| TASK OBJECTIVE |
Your answer should be a single number: the count of lines that include the word "Show".

————————

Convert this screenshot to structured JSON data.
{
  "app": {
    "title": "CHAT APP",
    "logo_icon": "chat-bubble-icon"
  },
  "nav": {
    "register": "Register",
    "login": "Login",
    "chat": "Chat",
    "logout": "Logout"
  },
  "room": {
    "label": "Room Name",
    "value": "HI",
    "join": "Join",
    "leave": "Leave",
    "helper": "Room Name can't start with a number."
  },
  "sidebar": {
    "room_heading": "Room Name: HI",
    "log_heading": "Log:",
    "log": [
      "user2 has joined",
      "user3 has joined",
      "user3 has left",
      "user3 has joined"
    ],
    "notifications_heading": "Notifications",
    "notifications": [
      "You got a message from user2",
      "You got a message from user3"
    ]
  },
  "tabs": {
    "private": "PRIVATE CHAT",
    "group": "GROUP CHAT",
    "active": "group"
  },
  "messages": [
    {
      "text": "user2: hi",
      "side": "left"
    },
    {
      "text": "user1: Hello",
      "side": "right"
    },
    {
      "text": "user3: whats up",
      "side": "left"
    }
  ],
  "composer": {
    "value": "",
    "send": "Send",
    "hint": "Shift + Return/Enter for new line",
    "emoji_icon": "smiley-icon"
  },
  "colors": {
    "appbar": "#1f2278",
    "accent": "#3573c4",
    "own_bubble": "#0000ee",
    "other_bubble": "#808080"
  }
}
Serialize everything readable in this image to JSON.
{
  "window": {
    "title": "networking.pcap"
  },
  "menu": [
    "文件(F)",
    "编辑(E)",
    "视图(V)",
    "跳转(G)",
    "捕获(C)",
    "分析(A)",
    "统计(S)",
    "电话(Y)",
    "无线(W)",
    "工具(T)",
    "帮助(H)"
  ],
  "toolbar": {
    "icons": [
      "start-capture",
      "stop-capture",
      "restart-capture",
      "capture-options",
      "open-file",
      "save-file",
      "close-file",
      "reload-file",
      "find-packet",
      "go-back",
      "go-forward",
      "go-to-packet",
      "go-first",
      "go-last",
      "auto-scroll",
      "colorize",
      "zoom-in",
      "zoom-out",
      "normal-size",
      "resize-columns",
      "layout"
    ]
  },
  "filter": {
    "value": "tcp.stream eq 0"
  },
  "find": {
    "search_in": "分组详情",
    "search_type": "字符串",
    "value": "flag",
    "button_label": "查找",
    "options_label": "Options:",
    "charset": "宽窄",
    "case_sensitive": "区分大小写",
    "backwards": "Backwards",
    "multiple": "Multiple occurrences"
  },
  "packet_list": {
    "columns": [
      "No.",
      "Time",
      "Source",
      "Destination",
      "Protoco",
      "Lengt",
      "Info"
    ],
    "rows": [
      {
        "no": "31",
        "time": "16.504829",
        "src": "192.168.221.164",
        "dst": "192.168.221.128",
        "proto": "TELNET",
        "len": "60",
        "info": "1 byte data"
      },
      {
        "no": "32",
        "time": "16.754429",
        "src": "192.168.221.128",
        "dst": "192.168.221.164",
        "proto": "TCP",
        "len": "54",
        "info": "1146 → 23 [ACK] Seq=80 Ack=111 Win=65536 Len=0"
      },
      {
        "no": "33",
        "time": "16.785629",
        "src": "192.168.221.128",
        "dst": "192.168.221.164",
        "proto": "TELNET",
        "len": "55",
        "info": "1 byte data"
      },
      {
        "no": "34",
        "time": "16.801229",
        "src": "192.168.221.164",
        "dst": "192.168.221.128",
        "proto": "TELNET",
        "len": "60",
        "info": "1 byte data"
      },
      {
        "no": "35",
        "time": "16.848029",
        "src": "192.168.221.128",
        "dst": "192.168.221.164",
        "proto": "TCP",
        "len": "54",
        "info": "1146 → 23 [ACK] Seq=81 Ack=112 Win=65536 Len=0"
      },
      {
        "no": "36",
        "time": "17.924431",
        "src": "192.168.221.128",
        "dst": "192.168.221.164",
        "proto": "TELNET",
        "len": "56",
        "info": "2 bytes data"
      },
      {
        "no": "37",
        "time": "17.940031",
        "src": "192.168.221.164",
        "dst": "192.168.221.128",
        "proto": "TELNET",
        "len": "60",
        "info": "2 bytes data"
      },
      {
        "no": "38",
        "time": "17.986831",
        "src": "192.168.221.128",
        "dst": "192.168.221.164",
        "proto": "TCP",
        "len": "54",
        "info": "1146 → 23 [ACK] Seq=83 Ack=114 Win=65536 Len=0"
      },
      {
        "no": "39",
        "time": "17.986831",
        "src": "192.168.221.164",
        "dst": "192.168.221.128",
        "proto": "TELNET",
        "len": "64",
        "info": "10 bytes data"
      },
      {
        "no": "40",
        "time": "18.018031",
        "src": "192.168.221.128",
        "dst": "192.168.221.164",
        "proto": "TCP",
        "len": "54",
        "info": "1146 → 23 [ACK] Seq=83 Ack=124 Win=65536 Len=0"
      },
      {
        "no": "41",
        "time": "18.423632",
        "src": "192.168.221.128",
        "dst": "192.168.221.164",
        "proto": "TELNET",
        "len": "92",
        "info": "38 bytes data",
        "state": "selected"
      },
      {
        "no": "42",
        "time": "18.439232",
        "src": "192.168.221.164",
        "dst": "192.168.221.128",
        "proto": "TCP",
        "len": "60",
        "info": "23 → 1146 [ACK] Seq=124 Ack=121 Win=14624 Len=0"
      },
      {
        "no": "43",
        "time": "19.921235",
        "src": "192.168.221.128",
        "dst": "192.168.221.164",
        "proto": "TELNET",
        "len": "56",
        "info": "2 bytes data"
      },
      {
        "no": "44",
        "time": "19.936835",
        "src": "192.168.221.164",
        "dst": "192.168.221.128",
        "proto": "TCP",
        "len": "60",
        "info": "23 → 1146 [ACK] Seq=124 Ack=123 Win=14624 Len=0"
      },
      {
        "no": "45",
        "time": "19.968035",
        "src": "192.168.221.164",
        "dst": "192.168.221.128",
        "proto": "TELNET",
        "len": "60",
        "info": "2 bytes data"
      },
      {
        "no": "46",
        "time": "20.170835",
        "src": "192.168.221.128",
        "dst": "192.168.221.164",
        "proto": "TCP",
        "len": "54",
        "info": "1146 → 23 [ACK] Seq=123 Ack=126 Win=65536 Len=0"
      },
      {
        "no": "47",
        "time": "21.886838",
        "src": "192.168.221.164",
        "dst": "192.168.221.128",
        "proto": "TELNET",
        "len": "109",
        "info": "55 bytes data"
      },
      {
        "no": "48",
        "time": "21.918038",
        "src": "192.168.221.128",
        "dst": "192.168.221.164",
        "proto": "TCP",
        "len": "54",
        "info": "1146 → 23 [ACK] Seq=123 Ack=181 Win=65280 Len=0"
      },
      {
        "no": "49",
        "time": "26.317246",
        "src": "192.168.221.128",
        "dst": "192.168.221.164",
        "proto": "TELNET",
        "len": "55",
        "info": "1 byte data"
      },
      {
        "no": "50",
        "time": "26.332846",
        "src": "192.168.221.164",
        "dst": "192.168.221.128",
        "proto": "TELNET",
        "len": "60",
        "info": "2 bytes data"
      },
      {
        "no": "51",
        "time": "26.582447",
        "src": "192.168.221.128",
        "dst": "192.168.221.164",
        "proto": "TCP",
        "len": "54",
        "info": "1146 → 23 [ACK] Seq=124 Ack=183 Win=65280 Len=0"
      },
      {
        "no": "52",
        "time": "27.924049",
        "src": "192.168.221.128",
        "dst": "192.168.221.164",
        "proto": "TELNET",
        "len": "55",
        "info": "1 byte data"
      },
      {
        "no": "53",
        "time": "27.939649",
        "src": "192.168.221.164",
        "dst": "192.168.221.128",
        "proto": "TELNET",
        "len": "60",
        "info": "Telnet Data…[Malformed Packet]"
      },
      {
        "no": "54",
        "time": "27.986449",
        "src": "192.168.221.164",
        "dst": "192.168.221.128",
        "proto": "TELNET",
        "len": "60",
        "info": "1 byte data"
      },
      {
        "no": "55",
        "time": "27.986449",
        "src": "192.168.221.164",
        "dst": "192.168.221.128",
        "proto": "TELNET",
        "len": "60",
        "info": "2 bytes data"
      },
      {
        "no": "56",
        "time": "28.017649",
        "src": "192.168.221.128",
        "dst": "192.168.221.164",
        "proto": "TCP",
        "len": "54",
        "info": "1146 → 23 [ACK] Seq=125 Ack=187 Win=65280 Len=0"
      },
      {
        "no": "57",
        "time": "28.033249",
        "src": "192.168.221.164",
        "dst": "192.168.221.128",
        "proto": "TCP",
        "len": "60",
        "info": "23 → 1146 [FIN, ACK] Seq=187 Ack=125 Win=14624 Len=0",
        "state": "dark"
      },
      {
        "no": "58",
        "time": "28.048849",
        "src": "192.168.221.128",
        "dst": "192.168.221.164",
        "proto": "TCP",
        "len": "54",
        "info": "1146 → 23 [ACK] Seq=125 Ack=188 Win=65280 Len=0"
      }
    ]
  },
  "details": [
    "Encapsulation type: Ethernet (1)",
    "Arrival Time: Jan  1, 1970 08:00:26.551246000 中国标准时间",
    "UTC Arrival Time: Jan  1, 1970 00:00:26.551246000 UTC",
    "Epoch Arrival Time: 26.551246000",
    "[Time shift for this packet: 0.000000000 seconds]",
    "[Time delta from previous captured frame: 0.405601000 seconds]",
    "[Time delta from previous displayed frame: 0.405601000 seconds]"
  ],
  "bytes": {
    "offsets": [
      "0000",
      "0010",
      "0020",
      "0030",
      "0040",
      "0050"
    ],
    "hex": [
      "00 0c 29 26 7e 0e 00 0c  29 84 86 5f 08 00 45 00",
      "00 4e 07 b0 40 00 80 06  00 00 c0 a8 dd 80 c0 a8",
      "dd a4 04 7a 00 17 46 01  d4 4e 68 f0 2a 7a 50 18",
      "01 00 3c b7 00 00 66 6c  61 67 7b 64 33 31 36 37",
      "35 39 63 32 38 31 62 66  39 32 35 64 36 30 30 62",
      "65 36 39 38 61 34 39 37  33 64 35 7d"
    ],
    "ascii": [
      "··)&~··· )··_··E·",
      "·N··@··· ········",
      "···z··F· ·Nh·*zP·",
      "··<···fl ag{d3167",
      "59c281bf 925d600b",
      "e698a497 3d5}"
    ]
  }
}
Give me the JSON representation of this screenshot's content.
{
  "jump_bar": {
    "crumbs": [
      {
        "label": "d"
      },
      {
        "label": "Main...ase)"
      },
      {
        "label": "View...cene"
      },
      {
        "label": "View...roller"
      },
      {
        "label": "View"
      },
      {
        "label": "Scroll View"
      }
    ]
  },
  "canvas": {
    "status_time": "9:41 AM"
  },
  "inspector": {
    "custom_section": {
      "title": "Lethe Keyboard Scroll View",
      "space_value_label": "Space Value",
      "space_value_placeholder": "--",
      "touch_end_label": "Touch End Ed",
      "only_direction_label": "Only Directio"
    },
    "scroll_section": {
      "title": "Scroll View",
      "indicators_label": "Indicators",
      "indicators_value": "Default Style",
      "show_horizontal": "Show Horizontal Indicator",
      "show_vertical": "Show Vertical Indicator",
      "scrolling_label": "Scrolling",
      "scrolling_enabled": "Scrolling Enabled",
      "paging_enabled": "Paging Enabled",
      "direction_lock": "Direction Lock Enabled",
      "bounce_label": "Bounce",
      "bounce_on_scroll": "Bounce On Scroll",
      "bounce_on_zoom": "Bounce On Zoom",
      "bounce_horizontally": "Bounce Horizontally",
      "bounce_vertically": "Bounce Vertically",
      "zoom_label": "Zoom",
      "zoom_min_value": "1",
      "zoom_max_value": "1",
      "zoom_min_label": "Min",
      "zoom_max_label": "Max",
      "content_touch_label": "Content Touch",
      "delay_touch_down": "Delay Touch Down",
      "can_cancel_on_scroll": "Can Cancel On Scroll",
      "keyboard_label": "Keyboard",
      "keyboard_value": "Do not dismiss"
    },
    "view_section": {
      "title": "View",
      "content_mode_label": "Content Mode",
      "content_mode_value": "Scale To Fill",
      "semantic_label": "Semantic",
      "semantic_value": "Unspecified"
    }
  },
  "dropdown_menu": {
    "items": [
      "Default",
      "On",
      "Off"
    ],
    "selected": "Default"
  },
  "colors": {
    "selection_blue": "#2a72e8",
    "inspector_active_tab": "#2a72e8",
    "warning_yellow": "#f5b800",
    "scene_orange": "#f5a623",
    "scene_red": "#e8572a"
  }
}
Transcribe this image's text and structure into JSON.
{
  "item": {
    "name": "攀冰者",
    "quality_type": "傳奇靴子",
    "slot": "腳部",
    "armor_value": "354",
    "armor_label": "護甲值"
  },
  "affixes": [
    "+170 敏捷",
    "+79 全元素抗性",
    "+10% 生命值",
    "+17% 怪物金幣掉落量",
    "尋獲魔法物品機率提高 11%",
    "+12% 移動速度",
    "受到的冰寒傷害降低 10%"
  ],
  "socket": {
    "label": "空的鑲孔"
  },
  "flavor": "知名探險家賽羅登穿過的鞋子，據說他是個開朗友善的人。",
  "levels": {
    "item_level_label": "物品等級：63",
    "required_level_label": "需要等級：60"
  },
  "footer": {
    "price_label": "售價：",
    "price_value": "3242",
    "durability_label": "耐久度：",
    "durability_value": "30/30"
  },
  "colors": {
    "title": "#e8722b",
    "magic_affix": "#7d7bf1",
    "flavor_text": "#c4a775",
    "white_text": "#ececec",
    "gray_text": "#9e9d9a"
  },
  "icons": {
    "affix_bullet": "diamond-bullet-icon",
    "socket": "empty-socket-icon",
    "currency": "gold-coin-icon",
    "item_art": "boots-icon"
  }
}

————————

| COMPLETE ANSWER |
2